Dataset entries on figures
□ □ □ □ □

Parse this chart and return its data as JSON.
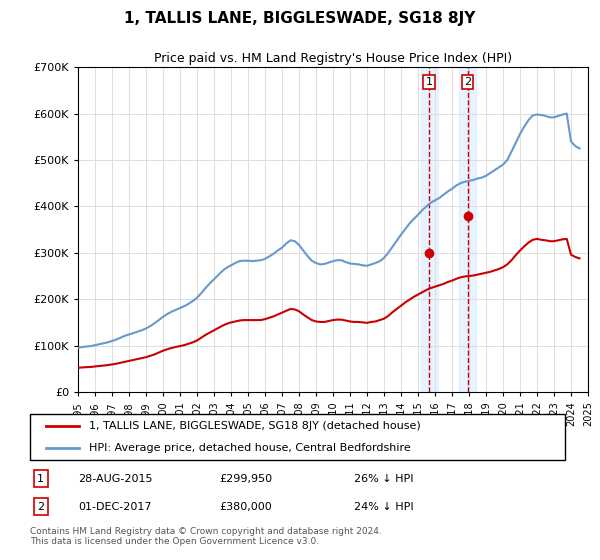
{
  "title": "1, TALLIS LANE, BIGGLESWADE, SG18 8JY",
  "subtitle": "Price paid vs. HM Land Registry's House Price Index (HPI)",
  "hpi_label": "HPI: Average price, detached house, Central Bedfordshire",
  "property_label": "1, TALLIS LANE, BIGGLESWADE, SG18 8JY (detached house)",
  "hpi_color": "#6699cc",
  "price_color": "#cc0000",
  "transaction_color_fill": "#ddeeff",
  "transaction_vline_color": "#cc0000",
  "ylim": [
    0,
    700000
  ],
  "yticks": [
    0,
    100000,
    200000,
    300000,
    400000,
    500000,
    600000,
    700000
  ],
  "ytick_labels": [
    "£0",
    "£100K",
    "£200K",
    "£300K",
    "£400K",
    "£500K",
    "£600K",
    "£700K"
  ],
  "footnote": "Contains HM Land Registry data © Crown copyright and database right 2024.\nThis data is licensed under the Open Government Licence v3.0.",
  "transactions": [
    {
      "label": "1",
      "date": "28-AUG-2015",
      "price": 299950,
      "pct": "26% ↓ HPI",
      "x": 2015.66
    },
    {
      "label": "2",
      "date": "01-DEC-2017",
      "price": 380000,
      "pct": "24% ↓ HPI",
      "x": 2017.92
    }
  ],
  "hpi_data_x": [
    1995,
    1995.25,
    1995.5,
    1995.75,
    1996,
    1996.25,
    1996.5,
    1996.75,
    1997,
    1997.25,
    1997.5,
    1997.75,
    1998,
    1998.25,
    1998.5,
    1998.75,
    1999,
    1999.25,
    1999.5,
    1999.75,
    2000,
    2000.25,
    2000.5,
    2000.75,
    2001,
    2001.25,
    2001.5,
    2001.75,
    2002,
    2002.25,
    2002.5,
    2002.75,
    2003,
    2003.25,
    2003.5,
    2003.75,
    2004,
    2004.25,
    2004.5,
    2004.75,
    2005,
    2005.25,
    2005.5,
    2005.75,
    2006,
    2006.25,
    2006.5,
    2006.75,
    2007,
    2007.25,
    2007.5,
    2007.75,
    2008,
    2008.25,
    2008.5,
    2008.75,
    2009,
    2009.25,
    2009.5,
    2009.75,
    2010,
    2010.25,
    2010.5,
    2010.75,
    2011,
    2011.25,
    2011.5,
    2011.75,
    2012,
    2012.25,
    2012.5,
    2012.75,
    2013,
    2013.25,
    2013.5,
    2013.75,
    2014,
    2014.25,
    2014.5,
    2014.75,
    2015,
    2015.25,
    2015.5,
    2015.75,
    2016,
    2016.25,
    2016.5,
    2016.75,
    2017,
    2017.25,
    2017.5,
    2017.75,
    2018,
    2018.25,
    2018.5,
    2018.75,
    2019,
    2019.25,
    2019.5,
    2019.75,
    2020,
    2020.25,
    2020.5,
    2020.75,
    2021,
    2021.25,
    2021.5,
    2021.75,
    2022,
    2022.25,
    2022.5,
    2022.75,
    2023,
    2023.25,
    2023.5,
    2023.75,
    2024,
    2024.25,
    2024.5
  ],
  "hpi_data_y": [
    95000,
    97000,
    98000,
    99000,
    101000,
    103000,
    105000,
    107000,
    110000,
    113000,
    117000,
    121000,
    124000,
    127000,
    130000,
    133000,
    137000,
    142000,
    148000,
    155000,
    162000,
    168000,
    173000,
    177000,
    181000,
    185000,
    190000,
    196000,
    203000,
    213000,
    224000,
    234000,
    243000,
    252000,
    261000,
    268000,
    273000,
    278000,
    282000,
    283000,
    283000,
    282000,
    283000,
    284000,
    287000,
    292000,
    298000,
    305000,
    311000,
    320000,
    327000,
    325000,
    317000,
    305000,
    293000,
    283000,
    278000,
    275000,
    276000,
    279000,
    282000,
    284000,
    284000,
    280000,
    277000,
    276000,
    275000,
    273000,
    272000,
    275000,
    278000,
    282000,
    289000,
    300000,
    313000,
    326000,
    339000,
    351000,
    363000,
    373000,
    382000,
    392000,
    400000,
    408000,
    413000,
    418000,
    425000,
    432000,
    438000,
    445000,
    450000,
    453000,
    455000,
    457000,
    460000,
    462000,
    466000,
    472000,
    478000,
    484000,
    490000,
    500000,
    518000,
    537000,
    556000,
    572000,
    586000,
    596000,
    598000,
    597000,
    595000,
    592000,
    592000,
    595000,
    598000,
    600000,
    540000,
    530000,
    525000
  ],
  "price_data_x": [
    1995,
    1995.25,
    1995.5,
    1995.75,
    1996,
    1996.25,
    1996.5,
    1996.75,
    1997,
    1997.25,
    1997.5,
    1997.75,
    1998,
    1998.25,
    1998.5,
    1998.75,
    1999,
    1999.25,
    1999.5,
    1999.75,
    2000,
    2000.25,
    2000.5,
    2000.75,
    2001,
    2001.25,
    2001.5,
    2001.75,
    2002,
    2002.25,
    2002.5,
    2002.75,
    2003,
    2003.25,
    2003.5,
    2003.75,
    2004,
    2004.25,
    2004.5,
    2004.75,
    2005,
    2005.25,
    2005.5,
    2005.75,
    2006,
    2006.25,
    2006.5,
    2006.75,
    2007,
    2007.25,
    2007.5,
    2007.75,
    2008,
    2008.25,
    2008.5,
    2008.75,
    2009,
    2009.25,
    2009.5,
    2009.75,
    2010,
    2010.25,
    2010.5,
    2010.75,
    2011,
    2011.25,
    2011.5,
    2011.75,
    2012,
    2012.25,
    2012.5,
    2012.75,
    2013,
    2013.25,
    2013.5,
    2013.75,
    2014,
    2014.25,
    2014.5,
    2014.75,
    2015,
    2015.25,
    2015.5,
    2015.75,
    2016,
    2016.25,
    2016.5,
    2016.75,
    2017,
    2017.25,
    2017.5,
    2017.75,
    2018,
    2018.25,
    2018.5,
    2018.75,
    2019,
    2019.25,
    2019.5,
    2019.75,
    2020,
    2020.25,
    2020.5,
    2020.75,
    2021,
    2021.25,
    2021.5,
    2021.75,
    2022,
    2022.25,
    2022.5,
    2022.75,
    2023,
    2023.25,
    2023.5,
    2023.75,
    2024,
    2024.25,
    2024.5
  ],
  "price_data_y": [
    52000,
    53000,
    53500,
    54000,
    55000,
    56000,
    57000,
    58000,
    59500,
    61000,
    63000,
    65000,
    67000,
    69000,
    71000,
    73000,
    75000,
    78000,
    81000,
    85000,
    89000,
    92000,
    95000,
    97000,
    99000,
    101000,
    104000,
    107000,
    111000,
    117000,
    123000,
    128000,
    133000,
    138000,
    143000,
    147000,
    150000,
    152000,
    154000,
    155000,
    155000,
    155000,
    155000,
    155000,
    157000,
    160000,
    163000,
    167000,
    171000,
    175000,
    179000,
    178000,
    174000,
    167000,
    161000,
    155000,
    152000,
    151000,
    151000,
    153000,
    155000,
    156000,
    156000,
    154000,
    152000,
    151000,
    151000,
    150000,
    149000,
    151000,
    152000,
    155000,
    158000,
    164000,
    172000,
    179000,
    186000,
    193000,
    199000,
    205000,
    210000,
    215000,
    220000,
    224000,
    227000,
    230000,
    233000,
    237000,
    240000,
    244000,
    247000,
    249000,
    250000,
    251000,
    253000,
    255000,
    257000,
    259000,
    262000,
    265000,
    269000,
    275000,
    284000,
    295000,
    305000,
    314000,
    322000,
    328000,
    330000,
    328000,
    327000,
    325000,
    325000,
    327000,
    329000,
    330000,
    296000,
    291000,
    288000
  ]
}
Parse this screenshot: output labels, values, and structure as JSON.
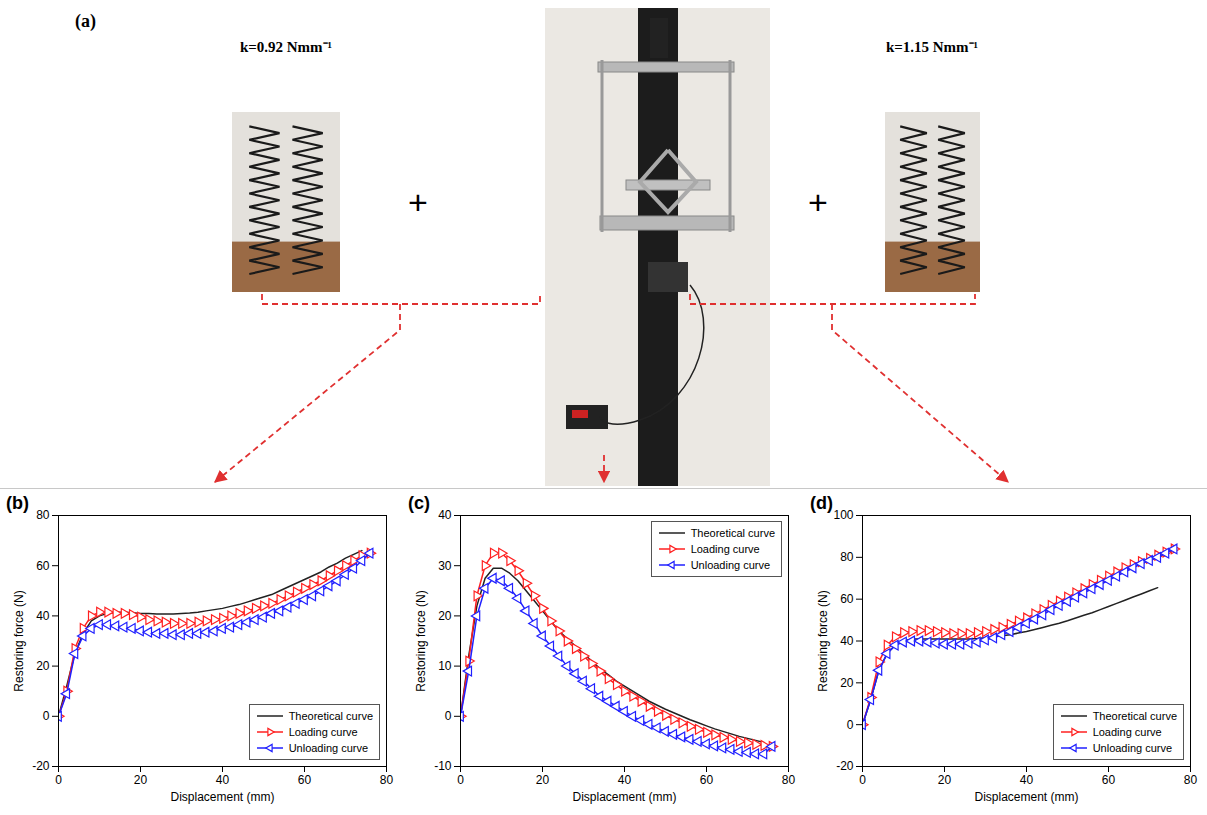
{
  "panel_a": {
    "label": "(a)",
    "left_spring": "k=0.92 Nmm⁻¹",
    "right_spring": "k=1.15 Nmm⁻¹",
    "operator": "+"
  },
  "chart_data": [
    {
      "type": "line",
      "title": "(b)",
      "xlabel": "Displacement (mm)",
      "ylabel": "Restoring force (N)",
      "x": [
        0,
        2,
        4,
        6,
        8,
        10,
        12,
        14,
        16,
        18,
        20,
        22,
        24,
        26,
        28,
        30,
        32,
        34,
        36,
        38,
        40,
        42,
        44,
        46,
        48,
        50,
        52,
        54,
        56,
        58,
        60,
        62,
        64,
        66,
        68,
        70,
        72,
        74,
        76
      ],
      "xlim": [
        0,
        80
      ],
      "xticks": [
        0,
        20,
        40,
        60,
        80
      ],
      "ylim": [
        -20,
        80
      ],
      "yticks": [
        -20,
        0,
        20,
        40,
        60,
        80
      ],
      "grid": false,
      "legend": "lower right",
      "series": [
        {
          "name": "Theoretical curve",
          "color": "#222222",
          "line_style": "solid",
          "values": [
            0,
            12,
            25,
            33,
            38,
            40,
            41,
            41.5,
            41.5,
            41.3,
            41,
            41,
            40.8,
            40.8,
            40.8,
            41,
            41.2,
            41.5,
            42,
            42.5,
            43,
            43.8,
            44.5,
            45.5,
            46.5,
            47.5,
            48.5,
            50,
            51.5,
            53,
            54.5,
            56,
            57.5,
            59.5,
            61,
            63,
            64.5,
            66,
            null
          ]
        },
        {
          "name": "Loading curve",
          "color": "#ff2020",
          "line_style": "solid",
          "marker": "triangle-right",
          "values": [
            0,
            10,
            27,
            35,
            40,
            41.5,
            41.5,
            41,
            41,
            40.5,
            39.5,
            38.5,
            38,
            37.5,
            37,
            37,
            37,
            37.5,
            38,
            38.5,
            39,
            40,
            41,
            42,
            43,
            44,
            45,
            46.5,
            48,
            49.5,
            51,
            52.5,
            54,
            56,
            58,
            60,
            62,
            64,
            65
          ]
        },
        {
          "name": "Unloading curve",
          "color": "#2020ff",
          "line_style": "solid",
          "marker": "triangle-left",
          "values": [
            0,
            9,
            25,
            32,
            35,
            36.5,
            36.5,
            36,
            35.5,
            35,
            34,
            33.5,
            33,
            33,
            32.5,
            32.5,
            33,
            33,
            33.5,
            34,
            35,
            35.5,
            36.5,
            37.5,
            38.5,
            39.5,
            41,
            42,
            43.5,
            45,
            46.5,
            48,
            50,
            52,
            54,
            56.5,
            59,
            62,
            65
          ]
        }
      ]
    },
    {
      "type": "line",
      "title": "(c)",
      "xlabel": "Displacement (mm)",
      "ylabel": "Restoring force (N)",
      "x": [
        0,
        2,
        4,
        6,
        8,
        10,
        12,
        14,
        16,
        18,
        20,
        22,
        24,
        26,
        28,
        30,
        32,
        34,
        36,
        38,
        40,
        42,
        44,
        46,
        48,
        50,
        52,
        54,
        56,
        58,
        60,
        62,
        64,
        66,
        68,
        70,
        72,
        74,
        76
      ],
      "xlim": [
        0,
        80
      ],
      "xticks": [
        0,
        20,
        40,
        60,
        80
      ],
      "ylim": [
        -10,
        40
      ],
      "yticks": [
        -10,
        0,
        10,
        20,
        30,
        40
      ],
      "grid": false,
      "legend": "upper right",
      "series": [
        {
          "name": "Theoretical curve",
          "color": "#222222",
          "line_style": "solid",
          "values": [
            0,
            12,
            22,
            27.5,
            29.5,
            29.5,
            28.5,
            27,
            25,
            23,
            21,
            19,
            17,
            15.5,
            14,
            12.5,
            11,
            9.5,
            8.3,
            7,
            6,
            5,
            4,
            3,
            2.2,
            1.4,
            0.7,
            0,
            -0.7,
            -1.3,
            -1.9,
            -2.5,
            -3,
            -3.5,
            -4,
            -4.4,
            -4.8,
            -5.2,
            null
          ]
        },
        {
          "name": "Loading curve",
          "color": "#ff2020",
          "line_style": "solid",
          "marker": "triangle-right",
          "values": [
            0,
            11,
            24,
            30,
            32.5,
            32.5,
            31,
            29,
            26.5,
            24,
            21.5,
            19,
            17,
            15,
            13.5,
            12,
            10.5,
            9,
            7.5,
            6.3,
            5,
            4,
            3,
            2,
            1,
            0.2,
            -0.6,
            -1.3,
            -2,
            -2.6,
            -3.2,
            -3.7,
            -4.2,
            -4.6,
            -5,
            -5.3,
            -5.6,
            -5.8,
            -6
          ]
        },
        {
          "name": "Unloading curve",
          "color": "#2020ff",
          "line_style": "solid",
          "marker": "triangle-left",
          "values": [
            0,
            9,
            20,
            25.5,
            27.5,
            27,
            25.5,
            23.5,
            21,
            18.5,
            16,
            14,
            12,
            10,
            8.5,
            7,
            5.5,
            4,
            3,
            2,
            1,
            0,
            -0.8,
            -1.6,
            -2.3,
            -3,
            -3.6,
            -4.1,
            -4.6,
            -5,
            -5.5,
            -5.9,
            -6.3,
            -6.6,
            -7,
            -7.2,
            -7.5,
            -7.5,
            -6
          ]
        }
      ]
    },
    {
      "type": "line",
      "title": "(d)",
      "xlabel": "Displacement (mm)",
      "ylabel": "Restoring force (N)",
      "x": [
        0,
        2,
        4,
        6,
        8,
        10,
        12,
        14,
        16,
        18,
        20,
        22,
        24,
        26,
        28,
        30,
        32,
        34,
        36,
        38,
        40,
        42,
        44,
        46,
        48,
        50,
        52,
        54,
        56,
        58,
        60,
        62,
        64,
        66,
        68,
        70,
        72,
        74,
        76
      ],
      "xlim": [
        0,
        80
      ],
      "xticks": [
        0,
        20,
        40,
        60,
        80
      ],
      "ylim": [
        -20,
        100
      ],
      "yticks": [
        -20,
        0,
        20,
        40,
        60,
        80,
        100
      ],
      "grid": false,
      "legend": "lower right",
      "series": [
        {
          "name": "Theoretical curve",
          "color": "#222222",
          "line_style": "solid",
          "values": [
            0,
            12,
            26,
            34,
            38,
            40,
            41,
            41,
            41,
            41,
            41,
            41,
            41,
            41,
            41.2,
            41.5,
            42,
            42.5,
            43,
            43.8,
            44.5,
            45.5,
            46.5,
            47.5,
            48.5,
            49.7,
            51,
            52.3,
            53.5,
            55,
            56.5,
            58,
            59.5,
            61,
            62.5,
            64,
            65.5,
            null,
            null
          ]
        },
        {
          "name": "Loading curve",
          "color": "#ff2020",
          "line_style": "solid",
          "marker": "triangle-right",
          "values": [
            0,
            13,
            30,
            38,
            42,
            44,
            44.5,
            45,
            45,
            44.5,
            44,
            43.5,
            43.5,
            43.5,
            44,
            44.5,
            45.5,
            46.5,
            48,
            49.5,
            51,
            53,
            55,
            57,
            59,
            61,
            63,
            65,
            67,
            69,
            71,
            73,
            75,
            76.5,
            78,
            79.5,
            81,
            82.5,
            84
          ]
        },
        {
          "name": "Unloading curve",
          "color": "#2020ff",
          "line_style": "solid",
          "marker": "triangle-left",
          "values": [
            0,
            12,
            26,
            34,
            38,
            39.5,
            40,
            40,
            39.5,
            39,
            38.5,
            38.5,
            38.5,
            39,
            39.5,
            40.5,
            41.5,
            43,
            44.5,
            46.5,
            48.5,
            50.5,
            52.5,
            55,
            57,
            59,
            61,
            63,
            65,
            67,
            69,
            71,
            73,
            75,
            77,
            78.5,
            80,
            82,
            84
          ]
        }
      ]
    }
  ]
}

□ □ □ □ □

## [GIVEN TASK]
List all lines holding the string "Land".

## [COMPLETE OUTPUT]
  "subtitle": "Price paid vs. HM Land Registry's House Price Index (HPI)",
  "footnote": "Contains HM Land Registry data © Crown copyright and database right 2024.\nThis data is licensed under the Open Government Licence v3.0.",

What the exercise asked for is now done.